Written instruction: In the entries below, count every line with the word "Barcelona". Return only the count.

Exercise inputs:
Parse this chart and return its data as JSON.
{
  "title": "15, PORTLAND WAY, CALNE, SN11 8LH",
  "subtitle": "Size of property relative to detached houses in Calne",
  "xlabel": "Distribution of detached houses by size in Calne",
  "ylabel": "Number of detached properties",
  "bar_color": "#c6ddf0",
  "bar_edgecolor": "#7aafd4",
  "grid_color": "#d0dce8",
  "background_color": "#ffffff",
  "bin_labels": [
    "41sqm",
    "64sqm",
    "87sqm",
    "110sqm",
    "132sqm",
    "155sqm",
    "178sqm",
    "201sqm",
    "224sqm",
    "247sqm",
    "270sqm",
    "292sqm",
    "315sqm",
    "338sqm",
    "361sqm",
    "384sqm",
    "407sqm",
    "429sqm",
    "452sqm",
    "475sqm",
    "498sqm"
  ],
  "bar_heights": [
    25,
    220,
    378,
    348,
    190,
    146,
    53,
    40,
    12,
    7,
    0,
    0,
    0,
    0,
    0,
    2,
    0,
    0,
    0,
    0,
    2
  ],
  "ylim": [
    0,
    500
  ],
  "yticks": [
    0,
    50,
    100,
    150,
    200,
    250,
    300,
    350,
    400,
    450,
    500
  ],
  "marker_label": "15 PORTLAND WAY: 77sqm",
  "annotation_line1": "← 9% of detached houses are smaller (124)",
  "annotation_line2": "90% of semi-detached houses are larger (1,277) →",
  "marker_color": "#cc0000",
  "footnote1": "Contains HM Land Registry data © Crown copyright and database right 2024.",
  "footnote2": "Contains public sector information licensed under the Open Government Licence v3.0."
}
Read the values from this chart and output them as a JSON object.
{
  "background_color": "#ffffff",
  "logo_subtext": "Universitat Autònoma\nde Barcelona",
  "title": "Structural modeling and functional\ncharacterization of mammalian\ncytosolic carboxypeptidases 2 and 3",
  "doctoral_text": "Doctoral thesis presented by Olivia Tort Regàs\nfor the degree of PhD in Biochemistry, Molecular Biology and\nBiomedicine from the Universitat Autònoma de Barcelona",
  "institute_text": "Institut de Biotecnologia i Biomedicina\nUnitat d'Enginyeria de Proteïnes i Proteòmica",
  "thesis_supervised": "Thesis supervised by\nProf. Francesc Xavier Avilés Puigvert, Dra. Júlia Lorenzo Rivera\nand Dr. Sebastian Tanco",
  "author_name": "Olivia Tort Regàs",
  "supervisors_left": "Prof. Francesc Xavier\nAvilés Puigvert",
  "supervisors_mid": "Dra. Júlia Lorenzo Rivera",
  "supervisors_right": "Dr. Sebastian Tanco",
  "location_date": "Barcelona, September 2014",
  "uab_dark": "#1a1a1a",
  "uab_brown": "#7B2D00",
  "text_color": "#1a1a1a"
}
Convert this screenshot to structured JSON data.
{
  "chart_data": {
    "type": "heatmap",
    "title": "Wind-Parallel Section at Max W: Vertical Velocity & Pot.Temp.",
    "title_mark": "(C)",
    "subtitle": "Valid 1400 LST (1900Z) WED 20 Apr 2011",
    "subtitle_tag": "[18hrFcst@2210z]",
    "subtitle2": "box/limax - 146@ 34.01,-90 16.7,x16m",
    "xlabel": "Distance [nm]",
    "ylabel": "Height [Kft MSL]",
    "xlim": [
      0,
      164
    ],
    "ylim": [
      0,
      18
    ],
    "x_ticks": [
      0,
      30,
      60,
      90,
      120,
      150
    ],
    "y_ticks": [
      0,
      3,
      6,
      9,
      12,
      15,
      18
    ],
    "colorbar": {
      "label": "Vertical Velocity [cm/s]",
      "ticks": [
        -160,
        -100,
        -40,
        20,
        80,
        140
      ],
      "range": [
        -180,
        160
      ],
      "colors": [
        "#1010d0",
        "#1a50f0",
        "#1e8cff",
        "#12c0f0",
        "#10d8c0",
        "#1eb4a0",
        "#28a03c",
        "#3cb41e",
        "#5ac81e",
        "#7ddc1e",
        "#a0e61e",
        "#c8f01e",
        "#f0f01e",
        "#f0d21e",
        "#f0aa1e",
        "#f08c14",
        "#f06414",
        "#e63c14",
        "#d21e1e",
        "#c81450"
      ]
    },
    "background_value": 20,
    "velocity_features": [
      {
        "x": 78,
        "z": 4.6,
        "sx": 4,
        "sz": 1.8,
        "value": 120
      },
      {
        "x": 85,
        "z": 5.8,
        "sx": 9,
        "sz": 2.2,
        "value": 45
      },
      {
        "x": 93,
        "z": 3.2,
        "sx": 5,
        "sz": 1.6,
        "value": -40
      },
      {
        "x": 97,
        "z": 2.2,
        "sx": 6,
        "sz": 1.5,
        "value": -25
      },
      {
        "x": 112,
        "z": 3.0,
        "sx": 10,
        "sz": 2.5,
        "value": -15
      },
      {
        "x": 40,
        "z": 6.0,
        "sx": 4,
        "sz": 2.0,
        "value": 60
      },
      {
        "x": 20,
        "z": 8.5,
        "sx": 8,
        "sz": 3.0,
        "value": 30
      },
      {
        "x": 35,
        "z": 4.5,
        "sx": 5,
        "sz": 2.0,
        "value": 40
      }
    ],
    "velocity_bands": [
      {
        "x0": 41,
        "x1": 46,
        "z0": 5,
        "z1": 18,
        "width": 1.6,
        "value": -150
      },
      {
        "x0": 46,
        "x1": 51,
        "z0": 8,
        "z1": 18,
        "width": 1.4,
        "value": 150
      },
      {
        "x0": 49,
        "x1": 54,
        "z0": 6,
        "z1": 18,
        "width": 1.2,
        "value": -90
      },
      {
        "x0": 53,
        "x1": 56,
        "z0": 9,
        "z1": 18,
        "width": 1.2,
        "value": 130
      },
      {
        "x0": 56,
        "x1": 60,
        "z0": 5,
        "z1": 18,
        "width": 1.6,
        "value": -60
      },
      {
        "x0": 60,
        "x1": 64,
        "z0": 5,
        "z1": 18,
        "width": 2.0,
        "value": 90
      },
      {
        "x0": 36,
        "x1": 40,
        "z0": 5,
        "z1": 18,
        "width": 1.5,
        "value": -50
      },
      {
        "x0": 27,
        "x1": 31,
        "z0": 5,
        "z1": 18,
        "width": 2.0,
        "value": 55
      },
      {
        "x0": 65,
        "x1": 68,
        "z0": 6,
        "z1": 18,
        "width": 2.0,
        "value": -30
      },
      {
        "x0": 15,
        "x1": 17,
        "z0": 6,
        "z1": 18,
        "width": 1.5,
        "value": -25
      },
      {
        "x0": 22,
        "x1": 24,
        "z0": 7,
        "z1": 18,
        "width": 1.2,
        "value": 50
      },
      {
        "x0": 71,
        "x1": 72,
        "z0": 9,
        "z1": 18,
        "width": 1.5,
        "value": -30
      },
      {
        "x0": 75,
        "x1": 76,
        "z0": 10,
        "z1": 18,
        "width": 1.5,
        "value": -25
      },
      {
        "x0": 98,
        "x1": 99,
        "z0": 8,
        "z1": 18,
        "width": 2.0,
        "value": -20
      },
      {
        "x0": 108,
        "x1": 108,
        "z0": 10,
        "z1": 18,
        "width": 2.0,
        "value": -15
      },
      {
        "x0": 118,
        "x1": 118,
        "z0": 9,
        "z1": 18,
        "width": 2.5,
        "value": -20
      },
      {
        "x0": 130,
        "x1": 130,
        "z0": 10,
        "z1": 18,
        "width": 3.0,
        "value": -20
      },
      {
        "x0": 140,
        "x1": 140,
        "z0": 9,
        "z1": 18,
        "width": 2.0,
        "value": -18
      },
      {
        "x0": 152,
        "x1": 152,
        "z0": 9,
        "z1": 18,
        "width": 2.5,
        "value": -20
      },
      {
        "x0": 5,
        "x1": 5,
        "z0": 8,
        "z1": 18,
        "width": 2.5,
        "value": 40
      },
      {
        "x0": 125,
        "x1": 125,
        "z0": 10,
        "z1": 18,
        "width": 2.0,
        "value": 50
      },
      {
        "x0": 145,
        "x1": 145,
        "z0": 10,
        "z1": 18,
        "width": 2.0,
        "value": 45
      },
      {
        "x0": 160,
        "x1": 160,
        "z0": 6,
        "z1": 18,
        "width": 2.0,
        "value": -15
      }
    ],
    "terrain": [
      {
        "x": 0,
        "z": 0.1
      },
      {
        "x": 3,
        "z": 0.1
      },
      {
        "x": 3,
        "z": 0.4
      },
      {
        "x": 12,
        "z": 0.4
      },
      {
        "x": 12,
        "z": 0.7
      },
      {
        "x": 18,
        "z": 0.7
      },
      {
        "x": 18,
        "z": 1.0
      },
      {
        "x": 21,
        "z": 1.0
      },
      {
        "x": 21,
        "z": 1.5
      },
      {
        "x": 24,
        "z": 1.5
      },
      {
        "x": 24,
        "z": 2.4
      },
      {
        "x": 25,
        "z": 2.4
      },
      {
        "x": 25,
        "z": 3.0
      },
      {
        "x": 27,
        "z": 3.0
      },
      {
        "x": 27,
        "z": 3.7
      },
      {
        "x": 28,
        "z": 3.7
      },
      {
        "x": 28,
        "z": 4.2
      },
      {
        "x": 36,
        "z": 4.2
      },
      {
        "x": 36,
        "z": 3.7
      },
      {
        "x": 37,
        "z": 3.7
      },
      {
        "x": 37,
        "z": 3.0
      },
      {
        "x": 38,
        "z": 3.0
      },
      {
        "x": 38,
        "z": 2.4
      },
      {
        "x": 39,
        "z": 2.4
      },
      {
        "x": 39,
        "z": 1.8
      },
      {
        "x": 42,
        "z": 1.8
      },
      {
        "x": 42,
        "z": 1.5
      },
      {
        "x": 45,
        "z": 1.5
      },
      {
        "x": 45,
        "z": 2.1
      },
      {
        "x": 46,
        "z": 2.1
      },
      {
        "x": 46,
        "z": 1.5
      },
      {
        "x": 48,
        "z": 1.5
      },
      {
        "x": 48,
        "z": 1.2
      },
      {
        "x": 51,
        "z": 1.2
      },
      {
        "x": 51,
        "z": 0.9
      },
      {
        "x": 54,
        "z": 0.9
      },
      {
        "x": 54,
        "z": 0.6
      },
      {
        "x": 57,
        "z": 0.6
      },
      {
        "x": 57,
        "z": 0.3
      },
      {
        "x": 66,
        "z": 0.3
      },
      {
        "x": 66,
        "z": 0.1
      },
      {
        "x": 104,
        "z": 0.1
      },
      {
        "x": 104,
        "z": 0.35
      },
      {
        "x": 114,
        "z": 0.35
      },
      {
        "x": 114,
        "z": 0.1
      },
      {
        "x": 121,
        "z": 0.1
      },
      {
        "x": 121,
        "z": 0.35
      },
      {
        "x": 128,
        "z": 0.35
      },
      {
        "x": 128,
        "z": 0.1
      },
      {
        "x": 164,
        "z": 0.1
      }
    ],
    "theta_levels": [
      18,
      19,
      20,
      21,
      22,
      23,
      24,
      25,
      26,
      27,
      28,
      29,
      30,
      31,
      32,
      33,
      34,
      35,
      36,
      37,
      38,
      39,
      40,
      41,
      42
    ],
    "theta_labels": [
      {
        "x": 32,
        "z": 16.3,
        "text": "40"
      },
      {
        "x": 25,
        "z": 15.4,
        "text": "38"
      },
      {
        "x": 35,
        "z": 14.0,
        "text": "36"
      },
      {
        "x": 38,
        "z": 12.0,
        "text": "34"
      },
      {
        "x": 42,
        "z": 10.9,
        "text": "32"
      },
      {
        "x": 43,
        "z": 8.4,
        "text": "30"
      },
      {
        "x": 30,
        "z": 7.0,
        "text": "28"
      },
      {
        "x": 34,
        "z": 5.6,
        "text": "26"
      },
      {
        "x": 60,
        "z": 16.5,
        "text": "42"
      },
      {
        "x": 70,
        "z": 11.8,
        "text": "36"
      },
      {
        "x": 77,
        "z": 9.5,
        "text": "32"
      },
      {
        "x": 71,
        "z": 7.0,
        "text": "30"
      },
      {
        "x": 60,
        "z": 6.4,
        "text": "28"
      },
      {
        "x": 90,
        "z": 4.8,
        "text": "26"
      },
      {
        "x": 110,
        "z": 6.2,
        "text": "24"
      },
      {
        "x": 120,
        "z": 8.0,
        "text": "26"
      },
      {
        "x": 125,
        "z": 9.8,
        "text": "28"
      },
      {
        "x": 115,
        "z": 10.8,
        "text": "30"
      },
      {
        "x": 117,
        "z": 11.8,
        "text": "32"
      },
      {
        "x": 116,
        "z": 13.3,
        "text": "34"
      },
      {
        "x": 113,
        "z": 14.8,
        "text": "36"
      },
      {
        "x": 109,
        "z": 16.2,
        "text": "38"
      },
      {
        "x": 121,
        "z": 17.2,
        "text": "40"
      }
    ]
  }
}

Exercise result: 3